Work to complete » Continue the poblano beef stew recipe below, picking up right after its final sentence.

Source text »
+ + +
Besides chiles rellenos, one of my favorite ways to add roasted poblanos to a recipe is in a carne guisada or stew. For today’s recipe, I started off with rellenos in mind, but when I saw the big carrots and bag full of potatoes, it turned into a stew recipe quickly. Most times we don’t think of using ground meat in stews, unless we are preparing a classic chili recipe. If I had beans already cooked, I would have added them as well, almost like creating a green version of beef chili. I had been craving some cornbread, but was forgetting that I had no cormeal in my pantry. A quick browse online and I discovered that I could use masa harina in place of cornmeal. I am never out of masa harina, since we love our homemade corn tortillas at least once a week. Going to use the stew recipe, with some added peas, to prepare some beef pot pies soon. Will make for a great homemade TV dinner!
Yields 6 to 8 servings
For the Poblano Sauce:
4 large green poblanos, washed
5 tomatillos, remove husk and rinse
1 red or white onion, sliced in half (dice the other 1/2 and reserve)
2 serrano peppers
3 to 4 cloves garlic
1/3 cup finely chopped cilantro
1 cup chicken broth
Salt and pepper to taste
Add your favorite beans to this recipe for a hearty poblano version of chili.
You Will Also Need:
Remaining 1/2 red or white onion, diced
2 cloves garlic, minced
2 large carrots, sliced
2 stalks celery, sliced
2 medium Russet potatoes, washed and diced
Salt and pepper, to taste
1 pound ground chuck
Mexican oregano, crushed
1 teaspoon jalapeño flakes or 1 fresh jalapeño, minced
1 1/2 cups water, plus 1/4 cup separate
1/2 teaspoon beef bouillon granules or beef base
3 tablespoons masa harina
For the Cheesy Cornbread with Masa Harina:
1 cup masa harina
1 cup flour
2 teaspoons baking powder
2 1/2 tablespoons sugar
1 teaspoon salt
3 tablespoons melted butter, plus 2 more to grease the cast-iron skillet
1 large egg
2 cups buttermilk
1 tablespoon jalapeño flakes or 1 fresh, seeded and diced
1 cup Chihuahua cheese or Monterey jack, shredded
Poblano Beef Stew is great for those chilly nights.
The added masa harina made for a more dense cornbread.
+ + +
Extracted data »
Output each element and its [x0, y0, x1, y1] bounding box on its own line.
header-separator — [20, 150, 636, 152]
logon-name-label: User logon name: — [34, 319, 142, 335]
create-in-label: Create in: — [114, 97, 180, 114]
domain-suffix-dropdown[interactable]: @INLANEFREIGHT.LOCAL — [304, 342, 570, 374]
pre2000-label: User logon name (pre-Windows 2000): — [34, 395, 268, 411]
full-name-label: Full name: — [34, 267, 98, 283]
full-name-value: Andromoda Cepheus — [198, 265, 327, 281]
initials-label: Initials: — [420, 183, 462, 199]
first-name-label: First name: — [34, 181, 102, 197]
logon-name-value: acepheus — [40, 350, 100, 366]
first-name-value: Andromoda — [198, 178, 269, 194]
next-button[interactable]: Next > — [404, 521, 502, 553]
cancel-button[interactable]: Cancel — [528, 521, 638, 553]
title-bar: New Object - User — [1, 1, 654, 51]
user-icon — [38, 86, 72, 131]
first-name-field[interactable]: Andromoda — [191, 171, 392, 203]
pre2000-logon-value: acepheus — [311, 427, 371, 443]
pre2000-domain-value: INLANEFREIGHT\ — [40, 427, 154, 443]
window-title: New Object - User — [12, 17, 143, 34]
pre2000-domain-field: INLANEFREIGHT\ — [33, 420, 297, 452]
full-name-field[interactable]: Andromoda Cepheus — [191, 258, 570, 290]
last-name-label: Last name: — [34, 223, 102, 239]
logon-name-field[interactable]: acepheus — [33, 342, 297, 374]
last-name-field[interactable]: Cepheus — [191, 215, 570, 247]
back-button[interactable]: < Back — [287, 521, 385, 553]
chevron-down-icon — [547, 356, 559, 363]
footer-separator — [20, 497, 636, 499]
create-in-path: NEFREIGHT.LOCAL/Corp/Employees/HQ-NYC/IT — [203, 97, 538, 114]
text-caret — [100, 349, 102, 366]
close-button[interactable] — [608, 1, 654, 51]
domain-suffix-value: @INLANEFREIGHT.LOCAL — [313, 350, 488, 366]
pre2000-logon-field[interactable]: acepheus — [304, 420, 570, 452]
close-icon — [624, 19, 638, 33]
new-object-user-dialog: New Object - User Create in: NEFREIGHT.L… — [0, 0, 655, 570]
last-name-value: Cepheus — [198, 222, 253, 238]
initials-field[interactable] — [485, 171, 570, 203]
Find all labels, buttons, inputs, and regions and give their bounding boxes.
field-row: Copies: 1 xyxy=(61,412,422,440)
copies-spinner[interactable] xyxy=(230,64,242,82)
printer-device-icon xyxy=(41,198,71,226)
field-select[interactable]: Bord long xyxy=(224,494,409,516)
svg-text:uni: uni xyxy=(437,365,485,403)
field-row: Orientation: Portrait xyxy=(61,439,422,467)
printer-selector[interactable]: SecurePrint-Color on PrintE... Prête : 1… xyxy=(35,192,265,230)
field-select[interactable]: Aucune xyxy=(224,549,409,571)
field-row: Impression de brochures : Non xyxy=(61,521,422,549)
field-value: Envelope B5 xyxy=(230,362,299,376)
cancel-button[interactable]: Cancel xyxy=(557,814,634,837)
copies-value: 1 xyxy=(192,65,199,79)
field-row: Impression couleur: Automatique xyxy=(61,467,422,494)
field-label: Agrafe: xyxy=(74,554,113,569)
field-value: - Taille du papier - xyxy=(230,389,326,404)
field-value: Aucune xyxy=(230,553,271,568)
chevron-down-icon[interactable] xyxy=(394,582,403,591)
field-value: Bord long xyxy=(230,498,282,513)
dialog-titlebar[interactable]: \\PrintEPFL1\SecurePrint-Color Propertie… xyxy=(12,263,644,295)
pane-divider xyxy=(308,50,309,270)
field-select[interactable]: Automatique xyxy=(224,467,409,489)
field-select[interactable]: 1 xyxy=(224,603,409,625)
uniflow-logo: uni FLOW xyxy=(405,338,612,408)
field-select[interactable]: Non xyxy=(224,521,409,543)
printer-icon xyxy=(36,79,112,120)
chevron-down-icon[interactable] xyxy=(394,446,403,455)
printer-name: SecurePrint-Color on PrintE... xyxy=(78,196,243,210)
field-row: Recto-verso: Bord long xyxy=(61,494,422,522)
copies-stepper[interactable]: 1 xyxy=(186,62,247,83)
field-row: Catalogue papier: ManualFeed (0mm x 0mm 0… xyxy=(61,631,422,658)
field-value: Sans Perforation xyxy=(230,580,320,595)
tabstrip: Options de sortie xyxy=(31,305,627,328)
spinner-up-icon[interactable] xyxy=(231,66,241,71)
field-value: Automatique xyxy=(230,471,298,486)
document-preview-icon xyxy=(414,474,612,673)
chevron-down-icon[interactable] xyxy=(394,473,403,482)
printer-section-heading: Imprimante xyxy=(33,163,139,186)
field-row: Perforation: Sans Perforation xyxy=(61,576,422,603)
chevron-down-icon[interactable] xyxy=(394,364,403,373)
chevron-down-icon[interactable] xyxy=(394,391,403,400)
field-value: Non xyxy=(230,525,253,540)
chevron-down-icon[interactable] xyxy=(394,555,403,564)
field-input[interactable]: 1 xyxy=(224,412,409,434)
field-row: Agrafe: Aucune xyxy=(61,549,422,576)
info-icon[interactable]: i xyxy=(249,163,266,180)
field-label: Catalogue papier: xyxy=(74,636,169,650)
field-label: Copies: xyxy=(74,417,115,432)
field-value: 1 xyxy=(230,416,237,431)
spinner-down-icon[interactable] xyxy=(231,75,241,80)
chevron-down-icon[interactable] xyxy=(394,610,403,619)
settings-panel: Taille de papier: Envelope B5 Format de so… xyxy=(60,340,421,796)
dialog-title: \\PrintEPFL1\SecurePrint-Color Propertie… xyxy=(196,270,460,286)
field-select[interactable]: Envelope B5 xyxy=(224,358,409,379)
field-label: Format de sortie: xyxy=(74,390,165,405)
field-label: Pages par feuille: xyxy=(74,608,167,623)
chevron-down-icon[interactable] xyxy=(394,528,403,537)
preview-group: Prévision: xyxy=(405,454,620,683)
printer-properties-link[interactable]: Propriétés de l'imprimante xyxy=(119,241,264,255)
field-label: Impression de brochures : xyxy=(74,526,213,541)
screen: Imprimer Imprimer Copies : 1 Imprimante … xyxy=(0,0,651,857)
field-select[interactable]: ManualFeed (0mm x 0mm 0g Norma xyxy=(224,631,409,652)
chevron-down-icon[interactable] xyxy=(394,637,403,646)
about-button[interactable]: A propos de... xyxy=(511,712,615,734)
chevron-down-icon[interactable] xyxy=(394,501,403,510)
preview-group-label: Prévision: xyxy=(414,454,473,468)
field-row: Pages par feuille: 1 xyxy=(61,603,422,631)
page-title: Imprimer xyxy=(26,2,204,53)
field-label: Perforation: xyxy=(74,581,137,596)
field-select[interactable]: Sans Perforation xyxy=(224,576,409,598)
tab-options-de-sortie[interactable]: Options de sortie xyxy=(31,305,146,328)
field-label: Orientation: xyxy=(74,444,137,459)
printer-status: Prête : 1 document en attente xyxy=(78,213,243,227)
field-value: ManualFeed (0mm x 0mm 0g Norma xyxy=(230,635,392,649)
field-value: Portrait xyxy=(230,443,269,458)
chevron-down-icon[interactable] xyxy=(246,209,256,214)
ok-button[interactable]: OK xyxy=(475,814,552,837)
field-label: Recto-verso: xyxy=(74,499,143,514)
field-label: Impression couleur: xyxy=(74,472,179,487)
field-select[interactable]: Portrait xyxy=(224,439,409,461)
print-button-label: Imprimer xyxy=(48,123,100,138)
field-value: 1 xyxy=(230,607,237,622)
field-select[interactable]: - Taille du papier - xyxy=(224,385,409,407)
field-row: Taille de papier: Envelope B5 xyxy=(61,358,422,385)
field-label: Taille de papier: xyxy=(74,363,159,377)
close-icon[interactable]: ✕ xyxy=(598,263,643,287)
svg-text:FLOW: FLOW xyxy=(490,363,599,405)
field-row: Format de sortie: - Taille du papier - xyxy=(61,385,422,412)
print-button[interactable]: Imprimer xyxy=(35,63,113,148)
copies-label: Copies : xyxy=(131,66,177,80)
+ + +
Exercise response »
1. Preheat broiler to high. Line a baking sheet with foil paper. Add the washed poblanos and broil for 15 to 20 minutes, turning the peppers and rotating pan halfway through cooking time. Remove from oven and transfer to a plastic bag to steam and cool.
2. While the peppers are cooling, prep the rest of your ingredients. Add the washed tomatillos, 1/2 red onion, 2 serranos and garlic to a saucepan. Cover with water, bring to a boil, reduce to a simmer and cook for 10 minutes. Drain the tomatillo mixture and transfer to the blender. Peel the skins off the poblanos, remove seeds and stems and add them to the blender, along with 1 cup chicken broth, salt, pepper and cilantro. Blend on high until smooth, set aside.
3. Prepare the cornbread. Preheat oven to 425ºF. Mix the dry ingredients together, set aside. In a separate bowl, whisk the egg with the buttermilk and jalapeño. Heat your iron skillet on low while you are prepping. Add the 3 tablespoons of melted butter to dry ingredients. Gradually add in the milk/egg mixture and stir just until combined. Fold in 3/4 of the cheese, reserving 1/4 cup for topping. Add the 2 tablespoons of melted butter to iron skillet. Pour in the batter and top with remaining cheese. Bake for 20 to 25 minutes or until knife comes out clean from center.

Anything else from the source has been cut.